_Exercise directions_: Print all of the lines exactly. Any picture among them stays out.

_Records to process_:
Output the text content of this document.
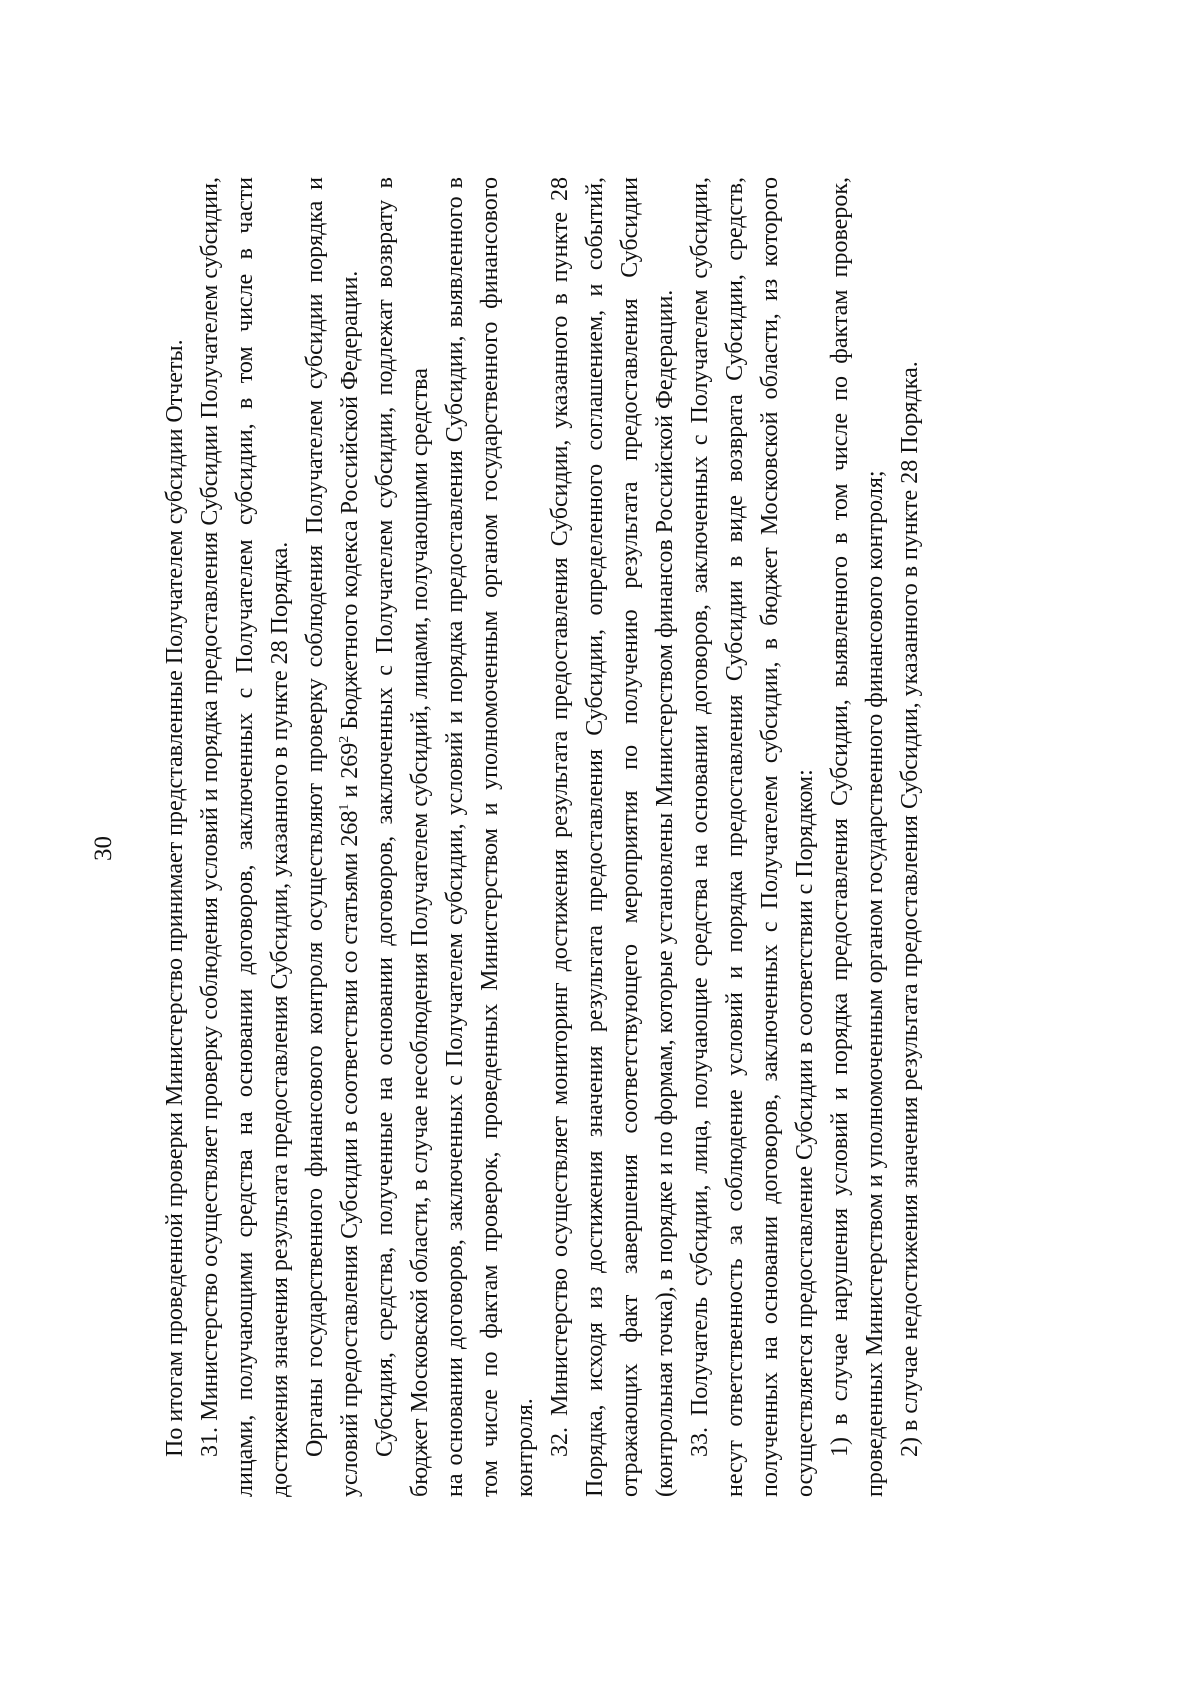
30 По итогам проведенной проверки Министерство принимает представленные Получателем субсидии Отчеты. 31. Министерство осуществляет проверку соблюдения условий и порядка предоставления Субсидии Получателем субсидии, лицами, получающими средства на основании договоров, заключенных с Получателем субсидии, в том числе в части достижения значения результата предоставления Субсидии, указанного в пункте 28 Порядка. Органы государственного финансового контроля осуществляют проверку соблюдения Получателем субсидии порядка и условий предоставления Субсидии в соответствии со статьями $268^1$ и $269^2$ Бюджетного кодекса Российской Федерации. Субсидия, средства, полученные на основании договоров, заключенных с Получателем субсидии, подлежат возврату в бюджет Московской области, в случае несоблюдения Получателем субсидий, лицами, получающими средства на основании договоров, заключенных с Получателем субсидии, условий и порядка предоставления Субсидии, выявленного в том числе по фактам проверок, проведенных Министерством и уполномоченным органом государственного финансового контроля. 32. Министерство осуществляет мониторинг достижения результата предоставления Субсидии, указанного в пункте 28 Порядка, исходя из достижения значения результата предоставления Субсидии, определенного соглашением, и событий, отражающих факт завершения соответствующего мероприятия по получению результата предоставления Субсидии (контрольная точка), в порядке и по формам, которые установлены Министерством финансов Российской Федерации. 33. Получатель субсидии, лица, получающие средства на основании договоров, заключенных с Получателем субсидии, несут ответственность за соблюдение условий и порядка предоставления Субсидии в виде возврата Субсидии, средств, полученных на основании договоров, заключенных с Получателем субсидии, в бюджет Московской области, из которого осуществляется предоставление Субсидии в соответствии с Порядком: 1) в случае нарушения условий и порядка предоставления Субсидии, выявленного в том числе по фактам проверок, проведенных Министерством и уполномоченным органом государственного финансового контроля; 2) в случае недостижения значения результата предоставления Субсидии, указанного в пункте 28 Порядка.
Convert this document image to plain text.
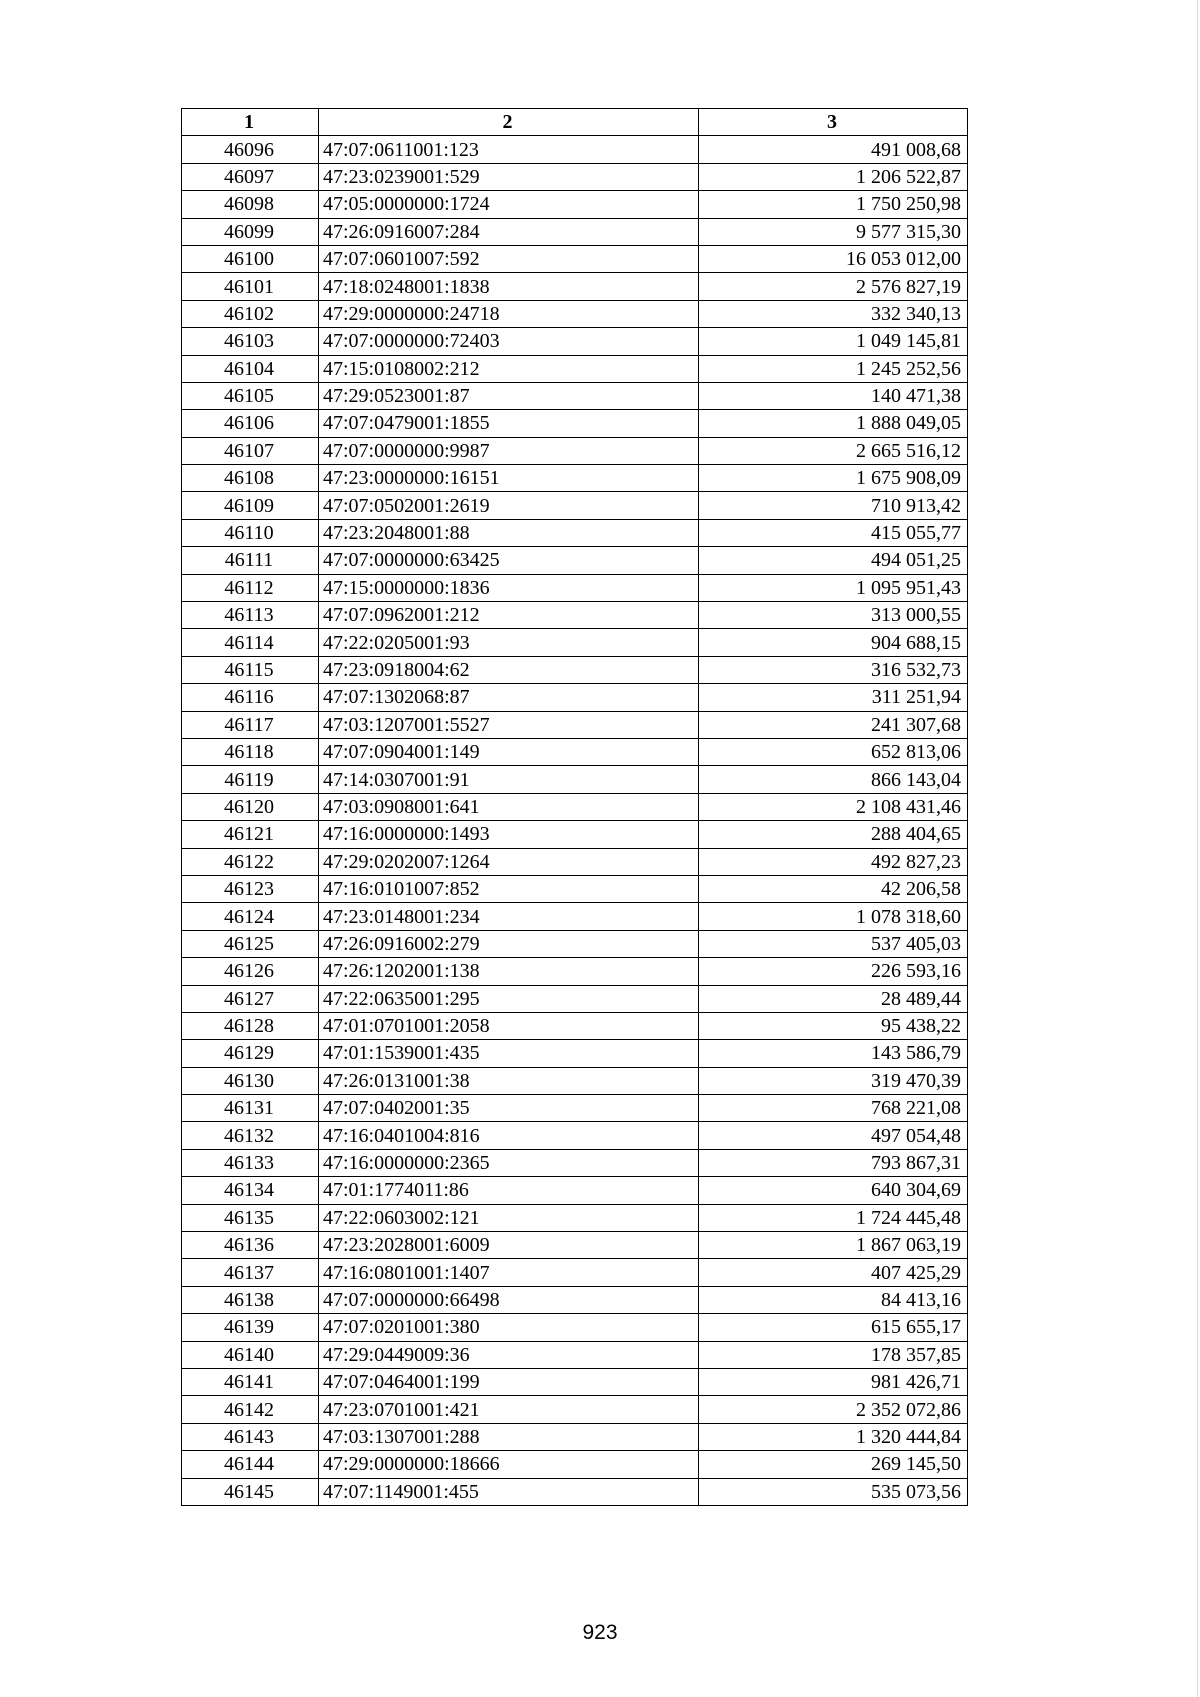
1	2	3
46096	47:07:0611001:123	491 008,68
46097	47:23:0239001:529	1 206 522,87
46098	47:05:0000000:1724	1 750 250,98
46099	47:26:0916007:284	9 577 315,30
46100	47:07:0601007:592	16 053 012,00
46101	47:18:0248001:1838	2 576 827,19
46102	47:29:0000000:24718	332 340,13
46103	47:07:0000000:72403	1 049 145,81
46104	47:15:0108002:212	1 245 252,56
46105	47:29:0523001:87	140 471,38
46106	47:07:0479001:1855	1 888 049,05
46107	47:07:0000000:9987	2 665 516,12
46108	47:23:0000000:16151	1 675 908,09
46109	47:07:0502001:2619	710 913,42
46110	47:23:2048001:88	415 055,77
46111	47:07:0000000:63425	494 051,25
46112	47:15:0000000:1836	1 095 951,43
46113	47:07:0962001:212	313 000,55
46114	47:22:0205001:93	904 688,15
46115	47:23:0918004:62	316 532,73
46116	47:07:1302068:87	311 251,94
46117	47:03:1207001:5527	241 307,68
46118	47:07:0904001:149	652 813,06
46119	47:14:0307001:91	866 143,04
46120	47:03:0908001:641	2 108 431,46
46121	47:16:0000000:1493	288 404,65
46122	47:29:0202007:1264	492 827,23
46123	47:16:0101007:852	42 206,58
46124	47:23:0148001:234	1 078 318,60
46125	47:26:0916002:279	537 405,03
46126	47:26:1202001:138	226 593,16
46127	47:22:0635001:295	28 489,44
46128	47:01:0701001:2058	95 438,22
46129	47:01:1539001:435	143 586,79
46130	47:26:0131001:38	319 470,39
46131	47:07:0402001:35	768 221,08
46132	47:16:0401004:816	497 054,48
46133	47:16:0000000:2365	793 867,31
46134	47:01:1774011:86	640 304,69
46135	47:22:0603002:121	1 724 445,48
46136	47:23:2028001:6009	1 867 063,19
46137	47:16:0801001:1407	407 425,29
46138	47:07:0000000:66498	84 413,16
46139	47:07:0201001:380	615 655,17
46140	47:29:0449009:36	178 357,85
46141	47:07:0464001:199	981 426,71
46142	47:23:0701001:421	2 352 072,86
46143	47:03:1307001:288	1 320 444,84
46144	47:29:0000000:18666	269 145,50
46145	47:07:1149001:455	535 073,56
923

_Response to the task_:
Output the text content of this document.
30 По итогам проведенной проверки Министерство принимает представленные Получателем субсидии Отчеты. 31. Министерство осуществляет проверку соблюдения условий и порядка предоставления Субсидии Получателем субсидии, лицами, получающими средства на основании договоров, заключенных с Получателем субсидии, в том числе в части достижения значения результата предоставления Субсидии, указанного в пункте 28 Порядка. Органы государственного финансового контроля осуществляют проверку соблюдения Получателем субсидии порядка и условий предоставления Субсидии в соответствии со статьями $268^1$ и $269^2$ Бюджетного кодекса Российской Федерации. Субсидия, средства, полученные на основании договоров, заключенных с Получателем субсидии, подлежат возврату в бюджет Московской области, в случае несоблюдения Получателем субсидий, лицами, получающими средства на основании договоров, заключенных с Получателем субсидии, условий и порядка предоставления Субсидии, выявленного в том числе по фактам проверок, проведенных Министерством и уполномоченным органом государственного финансового контроля. 32. Министерство осуществляет мониторинг достижения результата предоставления Субсидии, указанного в пункте 28 Порядка, исходя из достижения значения результата предоставления Субсидии, определенного соглашением, и событий, отражающих факт завершения соответствующего мероприятия по получению результата предоставления Субсидии (контрольная точка), в порядке и по формам, которые установлены Министерством финансов Российской Федерации. 33. Получатель субсидии, лица, получающие средства на основании договоров, заключенных с Получателем субсидии, несут ответственность за соблюдение условий и порядка предоставления Субсидии в виде возврата Субсидии, средств, полученных на основании договоров, заключенных с Получателем субсидии, в бюджет Московской области, из которого осуществляется предоставление Субсидии в соответствии с Порядком: 1) в случае нарушения условий и порядка предоставления Субсидии, выявленного в том числе по фактам проверок, проведенных Министерством и уполномоченным органом государственного финансового контроля; 2) в случае недостижения значения результата предоставления Субсидии, указанного в пункте 28 Порядка.
Convert this document image to plain text.
1	2	3
46096	47:07:0611001:123	491 008,68
46097	47:23:0239001:529	1 206 522,87
46098	47:05:0000000:1724	1 750 250,98
46099	47:26:0916007:284	9 577 315,30
46100	47:07:0601007:592	16 053 012,00
46101	47:18:0248001:1838	2 576 827,19
46102	47:29:0000000:24718	332 340,13
46103	47:07:0000000:72403	1 049 145,81
46104	47:15:0108002:212	1 245 252,56
46105	47:29:0523001:87	140 471,38
46106	47:07:0479001:1855	1 888 049,05
46107	47:07:0000000:9987	2 665 516,12
46108	47:23:0000000:16151	1 675 908,09
46109	47:07:0502001:2619	710 913,42
46110	47:23:2048001:88	415 055,77
46111	47:07:0000000:63425	494 051,25
46112	47:15:0000000:1836	1 095 951,43
46113	47:07:0962001:212	313 000,55
46114	47:22:0205001:93	904 688,15
46115	47:23:0918004:62	316 532,73
46116	47:07:1302068:87	311 251,94
46117	47:03:1207001:5527	241 307,68
46118	47:07:0904001:149	652 813,06
46119	47:14:0307001:91	866 143,04
46120	47:03:0908001:641	2 108 431,46
46121	47:16:0000000:1493	288 404,65
46122	47:29:0202007:1264	492 827,23
46123	47:16:0101007:852	42 206,58
46124	47:23:0148001:234	1 078 318,60
46125	47:26:0916002:279	537 405,03
46126	47:26:1202001:138	226 593,16
46127	47:22:0635001:295	28 489,44
46128	47:01:0701001:2058	95 438,22
46129	47:01:1539001:435	143 586,79
46130	47:26:0131001:38	319 470,39
46131	47:07:0402001:35	768 221,08
46132	47:16:0401004:816	497 054,48
46133	47:16:0000000:2365	793 867,31
46134	47:01:1774011:86	640 304,69
46135	47:22:0603002:121	1 724 445,48
46136	47:23:2028001:6009	1 867 063,19
46137	47:16:0801001:1407	407 425,29
46138	47:07:0000000:66498	84 413,16
46139	47:07:0201001:380	615 655,17
46140	47:29:0449009:36	178 357,85
46141	47:07:0464001:199	981 426,71
46142	47:23:0701001:421	2 352 072,86
46143	47:03:1307001:288	1 320 444,84
46144	47:29:0000000:18666	269 145,50
46145	47:07:1149001:455	535 073,56
923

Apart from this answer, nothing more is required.